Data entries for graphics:
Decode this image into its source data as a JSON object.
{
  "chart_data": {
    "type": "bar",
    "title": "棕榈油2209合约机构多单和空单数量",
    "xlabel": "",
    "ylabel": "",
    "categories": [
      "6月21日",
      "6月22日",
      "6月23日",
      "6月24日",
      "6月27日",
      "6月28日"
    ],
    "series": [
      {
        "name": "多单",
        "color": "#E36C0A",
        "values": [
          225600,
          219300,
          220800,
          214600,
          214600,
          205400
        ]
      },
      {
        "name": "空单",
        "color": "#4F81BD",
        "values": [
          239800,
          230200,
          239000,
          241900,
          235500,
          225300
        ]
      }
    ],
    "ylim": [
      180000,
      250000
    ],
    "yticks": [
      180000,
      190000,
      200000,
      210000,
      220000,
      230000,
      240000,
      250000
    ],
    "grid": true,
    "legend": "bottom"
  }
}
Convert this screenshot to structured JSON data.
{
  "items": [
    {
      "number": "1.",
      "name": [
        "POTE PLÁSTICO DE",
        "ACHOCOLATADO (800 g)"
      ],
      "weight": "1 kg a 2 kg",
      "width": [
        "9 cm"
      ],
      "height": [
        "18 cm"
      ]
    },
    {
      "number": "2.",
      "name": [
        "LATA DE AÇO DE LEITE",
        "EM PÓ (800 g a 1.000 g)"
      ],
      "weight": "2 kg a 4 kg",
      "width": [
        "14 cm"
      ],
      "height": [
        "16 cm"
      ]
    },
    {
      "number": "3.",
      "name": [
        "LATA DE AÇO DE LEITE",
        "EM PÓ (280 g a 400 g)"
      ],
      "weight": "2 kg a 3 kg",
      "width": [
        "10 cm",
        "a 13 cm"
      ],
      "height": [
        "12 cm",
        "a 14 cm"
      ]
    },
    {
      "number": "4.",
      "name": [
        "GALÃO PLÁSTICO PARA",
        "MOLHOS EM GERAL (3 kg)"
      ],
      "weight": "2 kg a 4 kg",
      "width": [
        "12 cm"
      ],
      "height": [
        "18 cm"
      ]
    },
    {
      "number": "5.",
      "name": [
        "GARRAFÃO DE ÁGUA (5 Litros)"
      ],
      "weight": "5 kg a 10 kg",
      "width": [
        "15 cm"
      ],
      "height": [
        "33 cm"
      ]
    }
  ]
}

WORK TO DO: Every entry should be output exactly as written, please.

THE RESULT:
Decode this image into its source data as a JSON object.
{
  "chart_data": {
    "type": "bar",
    "title": "棕榈油2209合约机构多单和空单数量",
    "xlabel": "",
    "ylabel": "",
    "categories": [
      "6月21日",
      "6月22日",
      "6月23日",
      "6月24日",
      "6月27日",
      "6月28日"
    ],
    "series": [
      {
        "name": "多单",
        "color": "#E36C0A",
        "values": [
          225600,
          219300,
          220800,
          214600,
          214600,
          205400
        ]
      },
      {
        "name": "空单",
        "color": "#4F81BD",
        "values": [
          239800,
          230200,
          239000,
          241900,
          235500,
          225300
        ]
      }
    ],
    "ylim": [
      180000,
      250000
    ],
    "yticks": [
      180000,
      190000,
      200000,
      210000,
      220000,
      230000,
      240000,
      250000
    ],
    "grid": true,
    "legend": "bottom"
  }
}
Convert this screenshot to structured JSON data.
{
  "items": [
    {
      "number": "1.",
      "name": [
        "POTE PLÁSTICO DE",
        "ACHOCOLATADO (800 g)"
      ],
      "weight": "1 kg a 2 kg",
      "width": [
        "9 cm"
      ],
      "height": [
        "18 cm"
      ]
    },
    {
      "number": "2.",
      "name": [
        "LATA DE AÇO DE LEITE",
        "EM PÓ (800 g a 1.000 g)"
      ],
      "weight": "2 kg a 4 kg",
      "width": [
        "14 cm"
      ],
      "height": [
        "16 cm"
      ]
    },
    {
      "number": "3.",
      "name": [
        "LATA DE AÇO DE LEITE",
        "EM PÓ (280 g a 400 g)"
      ],
      "weight": "2 kg a 3 kg",
      "width": [
        "10 cm",
        "a 13 cm"
      ],
      "height": [
        "12 cm",
        "a 14 cm"
      ]
    },
    {
      "number": "4.",
      "name": [
        "GALÃO PLÁSTICO PARA",
        "MOLHOS EM GERAL (3 kg)"
      ],
      "weight": "2 kg a 4 kg",
      "width": [
        "12 cm"
      ],
      "height": [
        "18 cm"
      ]
    },
    {
      "number": "5.",
      "name": [
        "GARRAFÃO DE ÁGUA (5 Litros)"
      ],
      "weight": "5 kg a 10 kg",
      "width": [
        "15 cm"
      ],
      "height": [
        "33 cm"
      ]
    }
  ]
}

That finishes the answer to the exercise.